(Set exercise): Show every line of the listing that contains the string "света", treating uppercase and lowercase as different.
Stored records start
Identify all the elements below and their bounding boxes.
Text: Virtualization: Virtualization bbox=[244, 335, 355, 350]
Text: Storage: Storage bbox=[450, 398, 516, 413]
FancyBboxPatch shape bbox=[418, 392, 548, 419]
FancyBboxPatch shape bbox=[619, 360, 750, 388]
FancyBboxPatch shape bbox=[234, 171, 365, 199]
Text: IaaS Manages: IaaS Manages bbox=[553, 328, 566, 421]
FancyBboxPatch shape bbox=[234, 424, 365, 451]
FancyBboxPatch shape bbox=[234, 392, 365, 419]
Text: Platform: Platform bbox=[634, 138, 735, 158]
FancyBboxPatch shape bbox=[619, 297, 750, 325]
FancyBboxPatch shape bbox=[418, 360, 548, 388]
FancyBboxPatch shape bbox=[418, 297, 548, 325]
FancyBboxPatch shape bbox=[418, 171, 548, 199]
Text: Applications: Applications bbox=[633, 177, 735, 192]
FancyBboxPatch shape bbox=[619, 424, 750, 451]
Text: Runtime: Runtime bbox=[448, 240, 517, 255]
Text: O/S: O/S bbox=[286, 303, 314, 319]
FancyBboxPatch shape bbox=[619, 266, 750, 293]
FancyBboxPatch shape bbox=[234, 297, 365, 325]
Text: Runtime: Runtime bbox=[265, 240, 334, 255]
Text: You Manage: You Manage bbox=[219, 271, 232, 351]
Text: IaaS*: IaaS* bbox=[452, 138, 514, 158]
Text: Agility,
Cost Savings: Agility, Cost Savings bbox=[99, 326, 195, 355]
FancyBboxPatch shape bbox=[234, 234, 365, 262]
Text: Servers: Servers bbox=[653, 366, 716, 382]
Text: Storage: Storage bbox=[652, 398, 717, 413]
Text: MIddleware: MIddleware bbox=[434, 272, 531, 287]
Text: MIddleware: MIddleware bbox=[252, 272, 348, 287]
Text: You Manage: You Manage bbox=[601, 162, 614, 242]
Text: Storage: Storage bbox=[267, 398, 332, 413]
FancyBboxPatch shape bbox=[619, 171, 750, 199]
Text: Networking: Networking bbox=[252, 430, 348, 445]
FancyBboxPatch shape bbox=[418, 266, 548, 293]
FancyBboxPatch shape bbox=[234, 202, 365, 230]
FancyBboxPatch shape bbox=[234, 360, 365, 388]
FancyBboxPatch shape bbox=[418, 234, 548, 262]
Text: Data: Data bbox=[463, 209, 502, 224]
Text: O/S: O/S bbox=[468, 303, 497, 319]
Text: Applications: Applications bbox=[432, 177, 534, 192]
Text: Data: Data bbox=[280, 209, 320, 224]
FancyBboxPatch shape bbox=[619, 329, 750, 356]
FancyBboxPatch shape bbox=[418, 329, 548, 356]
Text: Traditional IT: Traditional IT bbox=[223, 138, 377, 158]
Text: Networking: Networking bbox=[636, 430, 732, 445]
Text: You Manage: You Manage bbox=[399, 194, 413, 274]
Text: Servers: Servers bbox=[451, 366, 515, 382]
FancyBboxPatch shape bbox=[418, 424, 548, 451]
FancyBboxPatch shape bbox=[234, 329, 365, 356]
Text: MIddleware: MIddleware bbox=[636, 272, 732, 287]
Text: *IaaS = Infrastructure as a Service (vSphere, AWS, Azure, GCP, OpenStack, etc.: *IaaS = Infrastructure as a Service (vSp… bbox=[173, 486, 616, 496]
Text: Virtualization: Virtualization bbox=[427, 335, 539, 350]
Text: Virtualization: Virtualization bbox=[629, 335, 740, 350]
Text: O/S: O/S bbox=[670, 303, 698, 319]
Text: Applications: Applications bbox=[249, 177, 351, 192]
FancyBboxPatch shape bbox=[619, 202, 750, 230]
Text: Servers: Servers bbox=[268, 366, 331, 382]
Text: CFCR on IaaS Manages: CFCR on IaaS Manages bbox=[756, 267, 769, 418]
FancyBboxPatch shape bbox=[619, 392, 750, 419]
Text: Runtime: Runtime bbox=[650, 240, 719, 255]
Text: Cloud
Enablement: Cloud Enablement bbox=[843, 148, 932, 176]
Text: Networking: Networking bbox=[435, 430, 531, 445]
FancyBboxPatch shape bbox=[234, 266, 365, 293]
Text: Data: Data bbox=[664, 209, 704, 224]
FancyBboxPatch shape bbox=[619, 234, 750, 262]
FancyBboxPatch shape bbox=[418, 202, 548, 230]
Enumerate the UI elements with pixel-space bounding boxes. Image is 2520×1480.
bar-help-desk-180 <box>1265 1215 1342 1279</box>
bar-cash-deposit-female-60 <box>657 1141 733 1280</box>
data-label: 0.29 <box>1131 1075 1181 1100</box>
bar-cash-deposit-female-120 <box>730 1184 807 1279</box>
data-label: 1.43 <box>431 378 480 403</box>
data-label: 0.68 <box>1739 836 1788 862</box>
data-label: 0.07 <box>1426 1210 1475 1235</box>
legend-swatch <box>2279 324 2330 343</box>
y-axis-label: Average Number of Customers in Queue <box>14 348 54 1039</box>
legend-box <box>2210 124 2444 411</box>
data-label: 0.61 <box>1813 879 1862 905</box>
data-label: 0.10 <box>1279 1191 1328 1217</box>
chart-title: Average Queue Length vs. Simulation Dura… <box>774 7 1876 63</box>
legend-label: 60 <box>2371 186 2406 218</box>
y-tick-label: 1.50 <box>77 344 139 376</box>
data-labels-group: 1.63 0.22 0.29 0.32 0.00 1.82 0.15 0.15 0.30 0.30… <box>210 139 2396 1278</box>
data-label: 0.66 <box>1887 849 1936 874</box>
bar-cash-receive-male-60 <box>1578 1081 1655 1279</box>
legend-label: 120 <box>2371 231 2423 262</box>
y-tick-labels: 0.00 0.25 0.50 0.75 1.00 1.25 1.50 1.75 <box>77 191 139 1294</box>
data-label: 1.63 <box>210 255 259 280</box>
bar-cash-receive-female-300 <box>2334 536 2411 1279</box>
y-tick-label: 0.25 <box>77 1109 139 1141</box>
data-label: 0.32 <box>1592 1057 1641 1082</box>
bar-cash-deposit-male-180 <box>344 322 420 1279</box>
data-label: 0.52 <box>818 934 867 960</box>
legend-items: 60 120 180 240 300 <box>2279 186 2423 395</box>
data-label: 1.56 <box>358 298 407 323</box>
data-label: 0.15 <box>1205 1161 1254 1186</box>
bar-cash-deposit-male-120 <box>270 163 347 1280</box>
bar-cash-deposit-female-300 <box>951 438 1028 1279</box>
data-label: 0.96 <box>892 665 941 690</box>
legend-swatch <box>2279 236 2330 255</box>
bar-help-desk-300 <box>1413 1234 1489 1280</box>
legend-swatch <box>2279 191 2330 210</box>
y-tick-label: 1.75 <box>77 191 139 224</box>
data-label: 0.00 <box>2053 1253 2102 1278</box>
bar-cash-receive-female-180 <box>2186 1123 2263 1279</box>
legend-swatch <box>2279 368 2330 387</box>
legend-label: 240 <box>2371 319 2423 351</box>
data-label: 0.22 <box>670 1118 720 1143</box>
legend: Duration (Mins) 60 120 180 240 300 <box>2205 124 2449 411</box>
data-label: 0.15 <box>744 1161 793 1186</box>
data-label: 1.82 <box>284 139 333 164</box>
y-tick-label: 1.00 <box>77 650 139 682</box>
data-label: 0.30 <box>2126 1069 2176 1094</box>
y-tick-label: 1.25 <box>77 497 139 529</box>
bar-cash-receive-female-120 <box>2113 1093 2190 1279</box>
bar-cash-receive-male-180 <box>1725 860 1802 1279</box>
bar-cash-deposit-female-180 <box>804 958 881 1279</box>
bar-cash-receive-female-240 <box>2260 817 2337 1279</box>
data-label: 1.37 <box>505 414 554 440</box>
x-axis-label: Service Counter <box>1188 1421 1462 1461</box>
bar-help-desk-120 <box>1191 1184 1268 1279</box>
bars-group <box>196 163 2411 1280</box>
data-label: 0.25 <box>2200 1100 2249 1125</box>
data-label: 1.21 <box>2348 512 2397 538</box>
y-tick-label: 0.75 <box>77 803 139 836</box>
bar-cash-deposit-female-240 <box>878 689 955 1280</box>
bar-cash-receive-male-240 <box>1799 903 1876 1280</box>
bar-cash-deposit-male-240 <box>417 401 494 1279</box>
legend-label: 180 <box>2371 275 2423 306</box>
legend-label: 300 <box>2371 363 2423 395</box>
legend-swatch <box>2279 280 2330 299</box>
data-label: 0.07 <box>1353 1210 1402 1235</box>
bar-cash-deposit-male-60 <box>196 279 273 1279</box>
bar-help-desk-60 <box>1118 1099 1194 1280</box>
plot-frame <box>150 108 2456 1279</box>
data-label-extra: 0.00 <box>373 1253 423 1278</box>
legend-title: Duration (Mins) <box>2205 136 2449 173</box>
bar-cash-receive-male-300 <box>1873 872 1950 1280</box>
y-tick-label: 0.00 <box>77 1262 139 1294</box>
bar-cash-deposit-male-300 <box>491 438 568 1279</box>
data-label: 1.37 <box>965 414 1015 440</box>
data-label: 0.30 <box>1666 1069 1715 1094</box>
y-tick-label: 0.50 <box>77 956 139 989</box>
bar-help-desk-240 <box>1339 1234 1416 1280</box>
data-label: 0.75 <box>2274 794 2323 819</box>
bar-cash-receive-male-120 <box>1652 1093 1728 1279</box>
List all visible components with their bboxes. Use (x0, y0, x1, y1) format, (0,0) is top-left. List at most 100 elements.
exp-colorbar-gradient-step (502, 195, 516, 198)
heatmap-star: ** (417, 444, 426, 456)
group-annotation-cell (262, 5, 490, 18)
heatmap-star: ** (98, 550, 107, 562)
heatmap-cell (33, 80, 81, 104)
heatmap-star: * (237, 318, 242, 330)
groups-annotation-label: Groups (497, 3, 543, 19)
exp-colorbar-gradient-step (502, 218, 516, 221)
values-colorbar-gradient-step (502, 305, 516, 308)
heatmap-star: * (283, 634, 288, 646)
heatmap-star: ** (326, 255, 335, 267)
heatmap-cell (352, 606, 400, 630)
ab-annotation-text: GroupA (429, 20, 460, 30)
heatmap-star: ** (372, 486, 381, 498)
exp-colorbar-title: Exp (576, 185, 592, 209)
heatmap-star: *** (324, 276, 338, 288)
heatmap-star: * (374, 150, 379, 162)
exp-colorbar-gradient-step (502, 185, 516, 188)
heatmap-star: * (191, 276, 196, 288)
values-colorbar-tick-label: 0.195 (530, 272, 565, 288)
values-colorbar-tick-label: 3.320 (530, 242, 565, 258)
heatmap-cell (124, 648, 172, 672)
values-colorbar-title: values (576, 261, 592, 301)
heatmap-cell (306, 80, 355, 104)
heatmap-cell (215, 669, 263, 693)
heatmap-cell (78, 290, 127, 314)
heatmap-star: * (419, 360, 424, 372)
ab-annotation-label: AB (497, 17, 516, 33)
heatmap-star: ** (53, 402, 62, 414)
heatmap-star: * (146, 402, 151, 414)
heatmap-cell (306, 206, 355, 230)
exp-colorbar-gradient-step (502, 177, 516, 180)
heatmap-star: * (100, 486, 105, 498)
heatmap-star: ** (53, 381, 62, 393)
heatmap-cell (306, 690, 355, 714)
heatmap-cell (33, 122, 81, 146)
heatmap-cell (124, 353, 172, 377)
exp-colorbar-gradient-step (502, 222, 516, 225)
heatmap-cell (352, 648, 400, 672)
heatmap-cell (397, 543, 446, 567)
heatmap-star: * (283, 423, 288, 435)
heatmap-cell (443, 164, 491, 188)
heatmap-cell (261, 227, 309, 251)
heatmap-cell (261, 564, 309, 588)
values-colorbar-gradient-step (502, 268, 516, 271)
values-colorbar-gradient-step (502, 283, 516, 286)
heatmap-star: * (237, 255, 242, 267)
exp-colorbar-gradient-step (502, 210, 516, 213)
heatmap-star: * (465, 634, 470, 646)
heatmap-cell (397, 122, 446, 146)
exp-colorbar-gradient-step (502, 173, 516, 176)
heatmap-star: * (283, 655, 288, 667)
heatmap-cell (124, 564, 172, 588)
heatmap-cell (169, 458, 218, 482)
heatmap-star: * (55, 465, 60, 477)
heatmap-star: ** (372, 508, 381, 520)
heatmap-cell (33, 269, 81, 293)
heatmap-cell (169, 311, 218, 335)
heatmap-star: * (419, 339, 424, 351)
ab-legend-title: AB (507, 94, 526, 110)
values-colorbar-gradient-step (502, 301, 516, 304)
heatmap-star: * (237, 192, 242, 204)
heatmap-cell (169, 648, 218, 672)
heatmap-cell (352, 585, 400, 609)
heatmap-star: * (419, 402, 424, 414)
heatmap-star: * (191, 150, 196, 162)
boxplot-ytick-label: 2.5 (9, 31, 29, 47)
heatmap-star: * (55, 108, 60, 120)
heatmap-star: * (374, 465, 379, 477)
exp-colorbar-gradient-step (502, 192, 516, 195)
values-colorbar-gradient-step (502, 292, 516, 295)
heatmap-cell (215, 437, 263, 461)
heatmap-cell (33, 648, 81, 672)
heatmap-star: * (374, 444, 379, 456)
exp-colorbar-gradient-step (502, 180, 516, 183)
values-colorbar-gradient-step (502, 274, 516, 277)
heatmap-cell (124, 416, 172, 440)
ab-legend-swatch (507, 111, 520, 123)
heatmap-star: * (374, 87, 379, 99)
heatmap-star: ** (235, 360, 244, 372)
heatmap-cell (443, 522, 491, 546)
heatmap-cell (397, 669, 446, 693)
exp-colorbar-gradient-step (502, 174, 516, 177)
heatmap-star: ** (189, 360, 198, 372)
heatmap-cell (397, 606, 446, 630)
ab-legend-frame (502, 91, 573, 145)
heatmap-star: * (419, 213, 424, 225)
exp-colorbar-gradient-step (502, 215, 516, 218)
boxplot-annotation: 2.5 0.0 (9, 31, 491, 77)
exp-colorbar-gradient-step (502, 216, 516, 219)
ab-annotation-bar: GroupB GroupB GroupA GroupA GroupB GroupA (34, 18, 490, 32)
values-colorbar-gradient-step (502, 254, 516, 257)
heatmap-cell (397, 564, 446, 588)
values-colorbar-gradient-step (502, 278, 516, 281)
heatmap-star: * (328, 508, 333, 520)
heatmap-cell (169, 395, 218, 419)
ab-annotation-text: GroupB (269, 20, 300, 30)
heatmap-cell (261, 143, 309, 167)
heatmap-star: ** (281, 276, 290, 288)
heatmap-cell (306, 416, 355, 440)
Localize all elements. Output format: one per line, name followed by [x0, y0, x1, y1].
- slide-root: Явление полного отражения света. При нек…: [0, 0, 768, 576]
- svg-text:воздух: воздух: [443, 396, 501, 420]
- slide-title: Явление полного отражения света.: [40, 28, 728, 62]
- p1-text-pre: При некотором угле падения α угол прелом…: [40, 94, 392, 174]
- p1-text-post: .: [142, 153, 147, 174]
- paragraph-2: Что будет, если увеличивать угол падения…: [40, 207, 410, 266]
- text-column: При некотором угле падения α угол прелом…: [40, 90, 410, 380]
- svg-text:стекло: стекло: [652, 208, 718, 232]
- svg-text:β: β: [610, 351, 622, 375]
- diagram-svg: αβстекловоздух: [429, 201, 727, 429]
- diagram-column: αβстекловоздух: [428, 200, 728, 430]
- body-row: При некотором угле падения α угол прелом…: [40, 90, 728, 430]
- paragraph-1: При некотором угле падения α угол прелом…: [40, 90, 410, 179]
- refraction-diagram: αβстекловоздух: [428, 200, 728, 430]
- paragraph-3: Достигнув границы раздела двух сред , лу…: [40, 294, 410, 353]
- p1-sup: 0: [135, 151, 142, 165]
Stored records end
(The output):
- slide-root: Явление полного отражения света. При нек…: [0, 0, 768, 576]
- slide-title: Явление полного отражения света.: [40, 28, 728, 62]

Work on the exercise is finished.